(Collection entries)
--- START ---
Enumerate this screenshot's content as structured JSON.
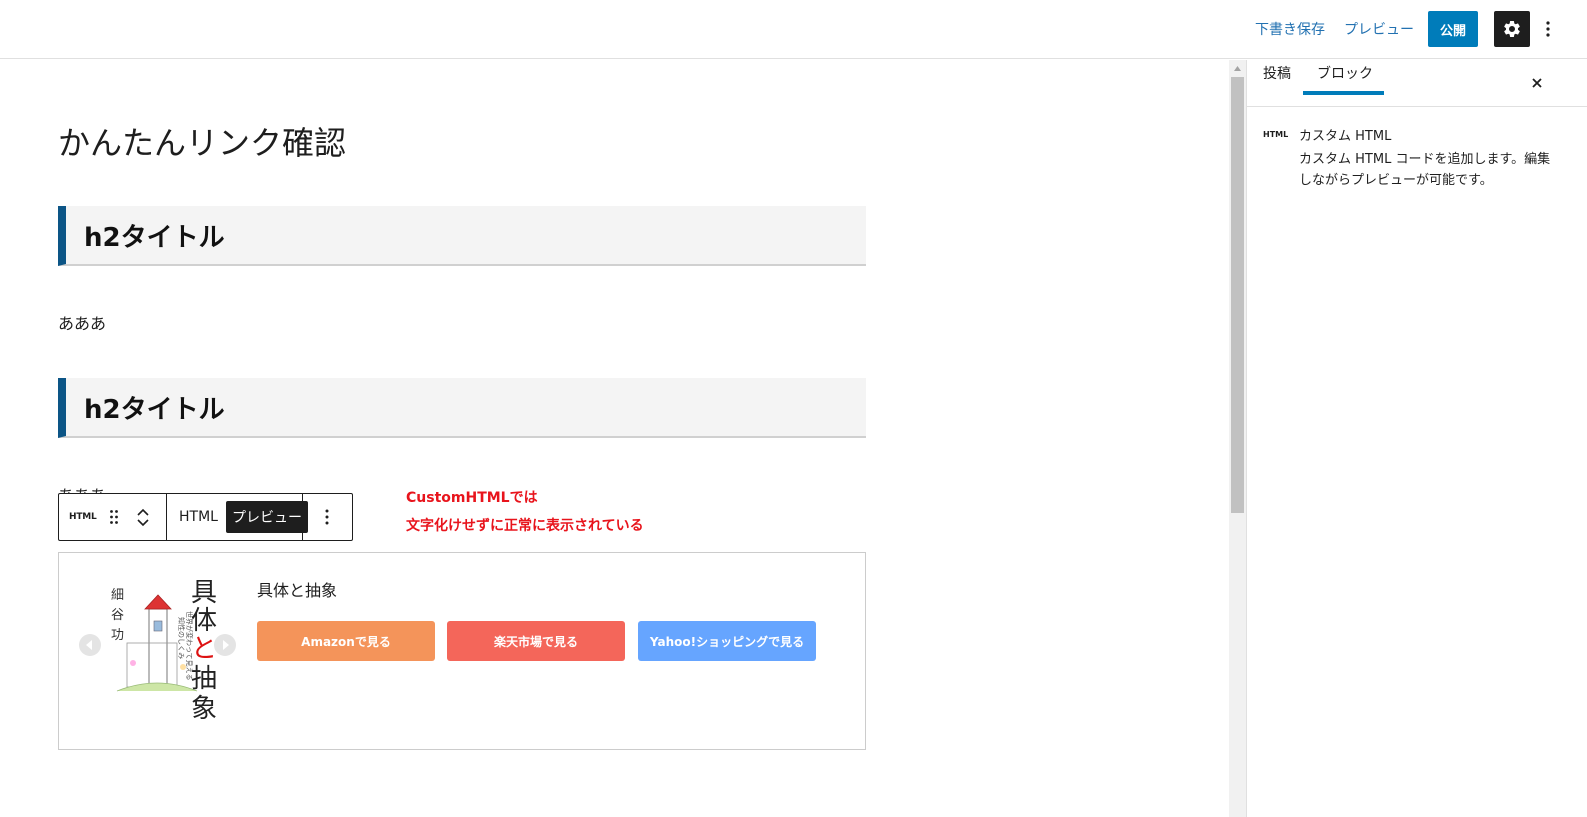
{
  "topbar": {
    "save_draft": "下書き保存",
    "preview": "プレビュー",
    "publish": "公開"
  },
  "editor": {
    "post_title": "かんたんリンク確認",
    "heading_1": "h2タイトル",
    "paragraph_1": "あああ",
    "heading_2": "h2タイトル",
    "paragraph_2": "あああ"
  },
  "block_toolbar": {
    "block_type": "HTML",
    "tab_html": "HTML",
    "tab_preview": "プレビュー"
  },
  "annotation": {
    "line_1": "CustomHTMLでは",
    "line_2": "文字化けせずに正常に表示されている",
    "color": "#e8141c"
  },
  "product": {
    "title": "具体と抽象",
    "cover_author": "細谷功",
    "cover_title_1": "具体",
    "cover_title_2": "と",
    "cover_title_3": "抽象",
    "cover_subtitle": "世界が変わって見える知性のしくみ",
    "buttons": [
      {
        "label": "Amazonで見る",
        "color": "#f4945a"
      },
      {
        "label": "楽天市場で見る",
        "color": "#f4665a"
      },
      {
        "label": "Yahoo!ショッピングで見る",
        "color": "#66a5ff"
      }
    ]
  },
  "sidebar": {
    "tab_post": "投稿",
    "tab_block": "ブロック",
    "block_icon": "HTML",
    "block_title": "カスタム HTML",
    "block_description": "カスタム HTML コードを追加します。編集しながらプレビューが可能です。"
  }
}
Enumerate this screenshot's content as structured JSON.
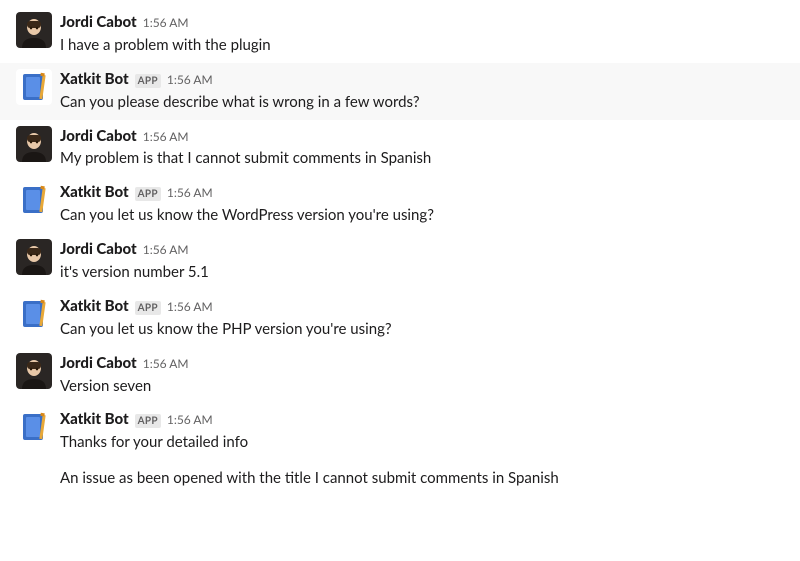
--- END ---
**Task directions**
Scan the records for the string "label". Copy each line in which it appears.

**Result for this exercise**
        "label": "Amazonで見る",
        "label": "楽天市場で見る",
        "label": "Yahoo!ショッピングで見る",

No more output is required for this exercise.